[Stored data entries]
════════════════
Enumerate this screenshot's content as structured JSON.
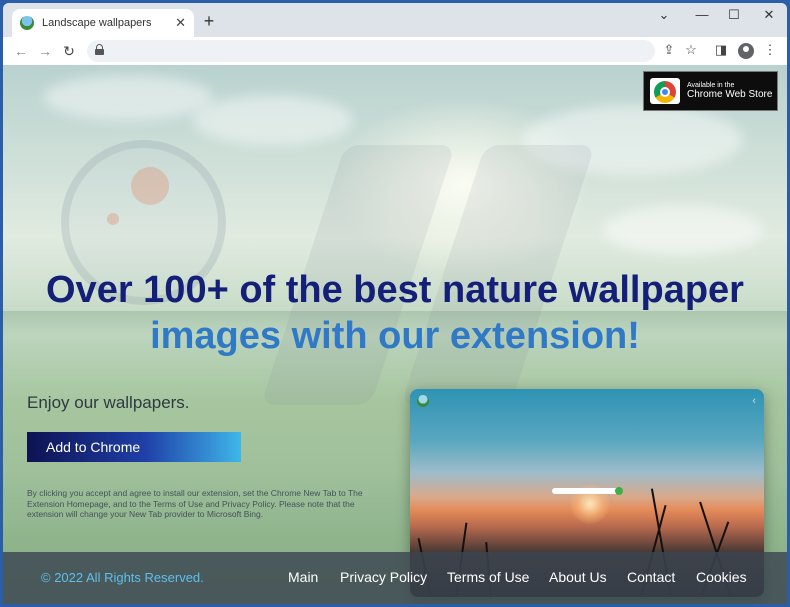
{
  "browser": {
    "tab_title": "Landscape wallpapers",
    "tab_close": "✕",
    "new_tab": "+",
    "win_min": "⌄",
    "win_dash": "—",
    "win_max": "☐",
    "win_close": "✕",
    "back": "←",
    "forward": "→",
    "reload": "↻",
    "share": "⇪",
    "star": "☆",
    "sidepanel": "◨",
    "menu": "⋮"
  },
  "page": {
    "store_badge": {
      "small": "Available in the",
      "big": "Chrome Web Store"
    },
    "headline_line1": "Over 100+ of the best nature wallpaper",
    "headline_line2": "images with our extension!",
    "subtitle": "Enjoy our wallpapers.",
    "cta_label": "Add to Chrome",
    "disclaimer": "By clicking you accept and agree to install our extension, set the Chrome New Tab to The Extension Homepage, and to the Terms of Use and Privacy Policy. Please note that the extension will change your New Tab provider to Microsoft Bing.",
    "preview_arrow": "‹"
  },
  "footer": {
    "copyright": "© 2022 All Rights Reserved.",
    "links": [
      "Main",
      "Privacy Policy",
      "Terms of Use",
      "About Us",
      "Contact",
      "Cookies"
    ]
  },
  "colors": {
    "headline_dark": "#141f78",
    "headline_light": "#2f79c6",
    "copyright": "#5cc0ef",
    "cta_start": "#0e1252",
    "cta_end": "#3fb6ea"
  }
}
════════════════
### Brief
Copy every line of the records above that holds the word "Terms".

### Written solution
    "disclaimer": "By clicking you accept and agree to install our extension, set the Chrome New Tab to The Extension Homepage, and to the Terms of Use and Privacy Policy. Please note that the extension will change your New Tab provider to Microsoft Bing.",
      "Terms of Use",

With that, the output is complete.